• **Supplied text**:

•••

Marquette High School, located in Chesterfield, Missouri, is a secondary school in the Rockwood School District of St. Louis County, Missouri. Most of the students of Marquette High School come from the school Crestview Middle School and Selvidge Middle School.

Student body
Marquette has a student body of 2,327 in 2019. The public school boundaries cover the eastern portion of Ellisville, Missouri, and almost the entirety of Ballwin, Clarkson Valley, and Chesterfield. While Marquette serves the smallest geographical area of the four Rockwood School District high schools, it has the largest student body due to population density.

A majority of students at Marquette are graduates of Crestview Middle School or Selvidge Middle School.

Athletics
Marquette fields a number of sports teams.

Boys' teams include baseball, basketball, club badminton, club ice hockey, club lacrosse, club rugby, cross country, football, golf, soccer, swimming and diving, tennis, track and field, volleyball, water polo, and wrestling.

•••

Document understanding data:
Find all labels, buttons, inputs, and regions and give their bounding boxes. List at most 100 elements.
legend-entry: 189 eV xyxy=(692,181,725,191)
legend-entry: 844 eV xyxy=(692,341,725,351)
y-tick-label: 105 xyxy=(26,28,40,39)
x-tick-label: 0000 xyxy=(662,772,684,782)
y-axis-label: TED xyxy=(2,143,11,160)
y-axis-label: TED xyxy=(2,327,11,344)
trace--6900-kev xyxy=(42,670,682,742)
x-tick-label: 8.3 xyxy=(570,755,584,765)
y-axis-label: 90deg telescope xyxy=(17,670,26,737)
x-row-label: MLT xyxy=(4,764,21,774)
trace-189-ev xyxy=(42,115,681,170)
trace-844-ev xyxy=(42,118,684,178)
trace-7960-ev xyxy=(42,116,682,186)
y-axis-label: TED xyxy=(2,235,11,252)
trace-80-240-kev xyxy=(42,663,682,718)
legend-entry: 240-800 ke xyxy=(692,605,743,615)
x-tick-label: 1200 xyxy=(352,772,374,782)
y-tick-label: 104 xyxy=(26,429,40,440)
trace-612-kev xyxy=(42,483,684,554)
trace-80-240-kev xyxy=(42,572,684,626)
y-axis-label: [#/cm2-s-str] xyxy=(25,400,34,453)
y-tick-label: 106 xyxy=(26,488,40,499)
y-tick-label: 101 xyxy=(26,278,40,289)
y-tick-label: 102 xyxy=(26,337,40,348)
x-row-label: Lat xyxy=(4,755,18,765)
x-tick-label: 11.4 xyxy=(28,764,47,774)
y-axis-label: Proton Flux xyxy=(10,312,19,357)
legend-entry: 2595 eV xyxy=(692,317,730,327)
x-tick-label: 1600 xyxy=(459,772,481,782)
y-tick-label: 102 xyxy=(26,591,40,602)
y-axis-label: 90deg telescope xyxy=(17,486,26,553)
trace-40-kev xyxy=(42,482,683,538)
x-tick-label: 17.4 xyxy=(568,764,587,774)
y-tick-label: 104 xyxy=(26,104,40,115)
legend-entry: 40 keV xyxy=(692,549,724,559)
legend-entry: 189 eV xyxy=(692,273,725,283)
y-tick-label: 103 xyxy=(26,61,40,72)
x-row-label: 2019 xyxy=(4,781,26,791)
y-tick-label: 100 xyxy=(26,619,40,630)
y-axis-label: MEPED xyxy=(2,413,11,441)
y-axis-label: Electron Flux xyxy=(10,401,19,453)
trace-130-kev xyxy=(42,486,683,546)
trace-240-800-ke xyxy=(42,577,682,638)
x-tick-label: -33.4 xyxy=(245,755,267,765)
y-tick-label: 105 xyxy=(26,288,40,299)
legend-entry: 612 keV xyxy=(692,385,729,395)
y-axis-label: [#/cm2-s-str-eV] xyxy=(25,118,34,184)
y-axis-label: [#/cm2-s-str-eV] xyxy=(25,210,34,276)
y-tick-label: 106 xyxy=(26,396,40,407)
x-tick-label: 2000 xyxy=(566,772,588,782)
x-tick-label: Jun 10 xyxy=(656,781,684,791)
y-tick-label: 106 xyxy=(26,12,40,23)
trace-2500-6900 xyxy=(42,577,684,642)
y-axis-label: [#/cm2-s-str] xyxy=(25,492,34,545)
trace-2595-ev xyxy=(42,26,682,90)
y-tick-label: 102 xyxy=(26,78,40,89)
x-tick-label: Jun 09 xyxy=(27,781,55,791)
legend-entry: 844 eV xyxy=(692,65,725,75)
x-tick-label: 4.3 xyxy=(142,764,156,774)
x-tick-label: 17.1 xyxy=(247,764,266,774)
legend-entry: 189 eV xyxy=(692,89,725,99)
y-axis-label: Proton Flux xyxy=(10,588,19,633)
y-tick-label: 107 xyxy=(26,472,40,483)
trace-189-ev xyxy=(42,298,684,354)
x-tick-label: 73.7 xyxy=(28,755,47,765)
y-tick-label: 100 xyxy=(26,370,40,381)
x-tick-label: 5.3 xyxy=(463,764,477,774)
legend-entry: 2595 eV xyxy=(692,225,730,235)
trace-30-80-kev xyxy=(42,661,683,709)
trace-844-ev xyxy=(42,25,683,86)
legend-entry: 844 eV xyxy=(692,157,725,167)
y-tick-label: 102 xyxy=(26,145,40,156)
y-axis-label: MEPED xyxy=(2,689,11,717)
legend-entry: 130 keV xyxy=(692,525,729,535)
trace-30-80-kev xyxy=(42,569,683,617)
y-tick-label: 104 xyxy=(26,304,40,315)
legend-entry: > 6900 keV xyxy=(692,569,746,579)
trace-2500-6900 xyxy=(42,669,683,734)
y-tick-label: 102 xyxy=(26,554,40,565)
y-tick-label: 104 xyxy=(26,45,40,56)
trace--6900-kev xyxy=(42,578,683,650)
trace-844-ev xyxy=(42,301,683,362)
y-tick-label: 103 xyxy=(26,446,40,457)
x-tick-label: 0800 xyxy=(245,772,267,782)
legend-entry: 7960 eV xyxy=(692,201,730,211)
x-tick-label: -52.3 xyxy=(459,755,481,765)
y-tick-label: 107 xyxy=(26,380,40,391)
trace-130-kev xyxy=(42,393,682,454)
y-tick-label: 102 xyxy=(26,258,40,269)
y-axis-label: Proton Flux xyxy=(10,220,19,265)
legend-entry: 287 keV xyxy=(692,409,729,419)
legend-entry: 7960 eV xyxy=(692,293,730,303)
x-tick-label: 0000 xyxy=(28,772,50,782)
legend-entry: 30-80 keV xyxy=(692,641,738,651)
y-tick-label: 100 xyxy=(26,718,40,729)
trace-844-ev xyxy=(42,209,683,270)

•••

• **Assignment**: Reproduce the stretch of the Marquette High School text from "Marquette High School, located" through "of sports teams.".

• **Solution to this task**:
Marquette High School, located in Chesterfield, Missouri, is a secondary school in the Rockwood School District of St. Louis County, Missouri. Most of the students of Marquette High School come from the school Crestview Middle School and Selvidge Middle School.

Student body
Marquette has a student body of 2,327 in 2019. The public school boundaries cover the eastern portion of Ellisville, Missouri, and almost the entirety of Ballwin, Clarkson Valley, and Chesterfield. While Marquette serves the smallest geographical area of the four Rockwood School District high schools, it has the largest student body due to population density.

A majority of students at Marquette are graduates of Crestview Middle School or Selvidge Middle School.

Athletics
Marquette fields a number of sports teams.